# [SHORT TASK]
Transcribe all of the records precisely as they are presented.
── ROWS
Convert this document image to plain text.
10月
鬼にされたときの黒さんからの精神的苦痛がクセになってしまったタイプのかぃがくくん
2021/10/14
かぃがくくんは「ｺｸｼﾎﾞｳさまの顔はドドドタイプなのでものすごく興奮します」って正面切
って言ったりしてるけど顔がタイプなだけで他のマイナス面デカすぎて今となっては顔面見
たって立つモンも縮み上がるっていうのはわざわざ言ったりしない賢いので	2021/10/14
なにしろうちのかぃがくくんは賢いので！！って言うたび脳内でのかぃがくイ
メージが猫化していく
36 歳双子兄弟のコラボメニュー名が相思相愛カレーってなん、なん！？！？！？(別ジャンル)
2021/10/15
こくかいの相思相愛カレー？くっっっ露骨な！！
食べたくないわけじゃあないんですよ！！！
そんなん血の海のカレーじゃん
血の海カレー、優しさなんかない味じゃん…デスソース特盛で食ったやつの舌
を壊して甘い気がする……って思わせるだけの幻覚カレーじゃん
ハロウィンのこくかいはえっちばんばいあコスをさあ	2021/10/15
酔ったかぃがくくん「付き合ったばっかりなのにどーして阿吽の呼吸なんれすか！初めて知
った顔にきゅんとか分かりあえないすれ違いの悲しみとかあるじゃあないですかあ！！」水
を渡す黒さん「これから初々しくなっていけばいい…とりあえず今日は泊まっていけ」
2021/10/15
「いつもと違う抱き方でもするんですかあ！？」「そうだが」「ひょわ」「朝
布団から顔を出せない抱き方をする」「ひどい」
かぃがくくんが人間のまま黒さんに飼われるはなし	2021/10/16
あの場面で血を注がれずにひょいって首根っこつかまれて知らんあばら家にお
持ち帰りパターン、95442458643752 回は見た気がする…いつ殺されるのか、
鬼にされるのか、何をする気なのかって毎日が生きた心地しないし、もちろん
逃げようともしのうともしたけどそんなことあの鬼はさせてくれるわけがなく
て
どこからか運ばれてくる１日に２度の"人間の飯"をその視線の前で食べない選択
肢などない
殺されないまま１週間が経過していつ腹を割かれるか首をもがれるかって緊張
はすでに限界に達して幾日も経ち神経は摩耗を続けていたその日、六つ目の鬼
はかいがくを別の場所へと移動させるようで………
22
────
# [THE ANSWER]
Convert this document image to plain text.
10月
鬼にされたときの黒さんからの精神的苦痛がクセになってしまったタイプのかぃがくくん
2021/10/14
かぃがくくんは「ｺｸｼﾎﾞｳさまの顔はドドドタイプなのでものすごく興奮します」って正面切
って言ったりしてるけど顔がタイプなだけで他のマイナス面デカすぎて今となっては顔面見
たって立つモンも縮み上がるっていうのはわざわざ言ったりしない賢いので	2021/10/14
なにしろうちのかぃがくくんは賢いので！！って言うたび脳内でのかぃがくイ
メージが猫化していく
36 歳双子兄弟のコラボメニュー名が相思相愛カレーってなん、なん！？！？！？(別ジャンル)
2021/10/15
こくかいの相思相愛カレー？くっっっ露骨な！！
食べたくないわけじゃあないんですよ！！！
そんなん血の海のカレーじゃん
血の海カレー、優しさなんかない味じゃん…デスソース特盛で食ったやつの舌
を壊して甘い気がする……って思わせるだけの幻覚カレーじゃん
ハロウィンのこくかいはえっちばんばいあコスをさあ	2021/10/15
酔ったかぃがくくん「付き合ったばっかりなのにどーして阿吽の呼吸なんれすか！初めて知
った顔にきゅんとか分かりあえないすれ違いの悲しみとかあるじゃあないですかあ！！」水
を渡す黒さん「これから初々しくなっていけばいい…とりあえず今日は泊まっていけ」
2021/10/15
「いつもと違う抱き方でもするんですかあ！？」「そうだが」「ひょわ」「朝
布団から顔を出せない抱き方をする」「ひどい」
かぃがくくんが人間のまま黒さんに飼われるはなし	2021/10/16
あの場面で血を注がれずにひょいって首根っこつかまれて知らんあばら家にお
持ち帰りパターン、95442458643752 回は見た気がする…いつ殺されるのか、
鬼にされるのか、何をする気なのかって毎日が生きた心地しないし、もちろん
逃げようともしのうともしたけどそんなことあの鬼はさせてくれるわけがなく
て
どこからか運ばれてくる１日に２度の"人間の飯"をその視線の前で食べない選択
肢などない
殺されないまま１週間が経過していつ腹を割かれるか首をもがれるかって緊張
はすでに限界に達して幾日も経ち神経は摩耗を続けていたその日、六つ目の鬼
はかいがくを別の場所へと移動させるようで………
22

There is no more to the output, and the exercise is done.